### INSTRUCTIONS TO FOLLOW
Search the material for the word "swatch" and report each line where it turns up.

Chart and figure data:
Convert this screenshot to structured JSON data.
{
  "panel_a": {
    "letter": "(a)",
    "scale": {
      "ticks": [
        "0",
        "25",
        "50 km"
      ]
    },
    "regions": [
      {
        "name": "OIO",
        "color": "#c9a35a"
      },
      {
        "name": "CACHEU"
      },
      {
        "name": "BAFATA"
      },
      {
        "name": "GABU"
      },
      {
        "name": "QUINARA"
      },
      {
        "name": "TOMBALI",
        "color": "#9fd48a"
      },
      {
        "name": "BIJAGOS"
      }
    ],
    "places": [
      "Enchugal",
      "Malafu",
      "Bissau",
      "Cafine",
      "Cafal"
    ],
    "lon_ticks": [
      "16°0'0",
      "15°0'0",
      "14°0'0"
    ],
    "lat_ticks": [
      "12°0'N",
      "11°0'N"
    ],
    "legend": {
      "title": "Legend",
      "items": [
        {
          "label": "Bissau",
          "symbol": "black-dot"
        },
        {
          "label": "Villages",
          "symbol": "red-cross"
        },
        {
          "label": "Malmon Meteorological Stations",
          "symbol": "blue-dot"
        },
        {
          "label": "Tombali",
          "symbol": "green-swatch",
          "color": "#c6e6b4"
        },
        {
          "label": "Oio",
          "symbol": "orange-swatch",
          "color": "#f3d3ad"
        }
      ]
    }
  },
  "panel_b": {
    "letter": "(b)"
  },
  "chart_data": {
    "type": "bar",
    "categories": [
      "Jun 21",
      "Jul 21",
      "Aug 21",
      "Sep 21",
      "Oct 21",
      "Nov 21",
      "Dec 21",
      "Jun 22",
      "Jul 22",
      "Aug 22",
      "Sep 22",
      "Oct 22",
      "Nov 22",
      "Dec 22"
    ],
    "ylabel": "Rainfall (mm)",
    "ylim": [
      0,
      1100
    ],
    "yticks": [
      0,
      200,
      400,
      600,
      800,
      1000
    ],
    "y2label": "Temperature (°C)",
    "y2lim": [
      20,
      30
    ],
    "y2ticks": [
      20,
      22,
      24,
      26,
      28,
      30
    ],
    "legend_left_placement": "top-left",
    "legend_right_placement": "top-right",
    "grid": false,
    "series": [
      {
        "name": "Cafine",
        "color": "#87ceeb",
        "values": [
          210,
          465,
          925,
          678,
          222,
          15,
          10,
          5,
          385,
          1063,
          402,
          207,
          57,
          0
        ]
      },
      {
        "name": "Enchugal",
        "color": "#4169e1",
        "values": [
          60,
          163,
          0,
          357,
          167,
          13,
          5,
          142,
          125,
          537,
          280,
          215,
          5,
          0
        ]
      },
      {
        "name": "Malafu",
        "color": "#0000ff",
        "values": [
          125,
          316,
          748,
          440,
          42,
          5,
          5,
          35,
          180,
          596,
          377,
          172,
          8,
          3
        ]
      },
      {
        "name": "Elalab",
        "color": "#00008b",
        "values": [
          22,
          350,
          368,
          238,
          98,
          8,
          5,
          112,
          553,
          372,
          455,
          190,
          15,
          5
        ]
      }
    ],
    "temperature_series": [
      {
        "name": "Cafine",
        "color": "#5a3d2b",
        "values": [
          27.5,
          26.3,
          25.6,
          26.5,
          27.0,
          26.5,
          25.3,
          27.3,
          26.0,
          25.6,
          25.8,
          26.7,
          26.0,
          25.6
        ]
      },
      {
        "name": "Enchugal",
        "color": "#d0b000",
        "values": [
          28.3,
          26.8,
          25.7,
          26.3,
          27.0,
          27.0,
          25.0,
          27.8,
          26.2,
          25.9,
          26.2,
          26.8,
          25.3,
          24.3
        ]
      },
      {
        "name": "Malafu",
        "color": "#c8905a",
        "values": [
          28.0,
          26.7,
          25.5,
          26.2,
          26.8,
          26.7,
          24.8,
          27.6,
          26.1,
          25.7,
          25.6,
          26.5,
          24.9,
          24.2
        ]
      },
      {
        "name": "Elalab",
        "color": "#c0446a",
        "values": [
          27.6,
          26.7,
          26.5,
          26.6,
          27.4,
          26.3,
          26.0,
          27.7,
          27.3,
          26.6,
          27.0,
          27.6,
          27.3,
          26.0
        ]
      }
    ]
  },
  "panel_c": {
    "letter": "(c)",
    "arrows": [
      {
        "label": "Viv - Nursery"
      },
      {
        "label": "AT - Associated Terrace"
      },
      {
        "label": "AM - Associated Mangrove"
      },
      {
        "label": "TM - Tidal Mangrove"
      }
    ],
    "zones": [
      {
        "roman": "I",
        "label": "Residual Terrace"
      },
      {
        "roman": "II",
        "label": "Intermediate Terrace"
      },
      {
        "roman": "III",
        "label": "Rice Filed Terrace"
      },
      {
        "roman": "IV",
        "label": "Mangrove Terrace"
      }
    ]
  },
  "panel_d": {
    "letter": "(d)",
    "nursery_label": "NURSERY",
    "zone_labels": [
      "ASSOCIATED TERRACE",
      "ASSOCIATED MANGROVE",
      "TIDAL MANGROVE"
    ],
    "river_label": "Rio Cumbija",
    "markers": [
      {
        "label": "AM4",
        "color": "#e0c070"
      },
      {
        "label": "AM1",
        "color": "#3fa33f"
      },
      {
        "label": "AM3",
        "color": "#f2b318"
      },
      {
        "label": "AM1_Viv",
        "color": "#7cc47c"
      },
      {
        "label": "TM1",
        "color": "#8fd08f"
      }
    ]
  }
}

### ANSWER FOR THE TASK
          "symbol": "green-swatch",
          "symbol": "orange-swatch",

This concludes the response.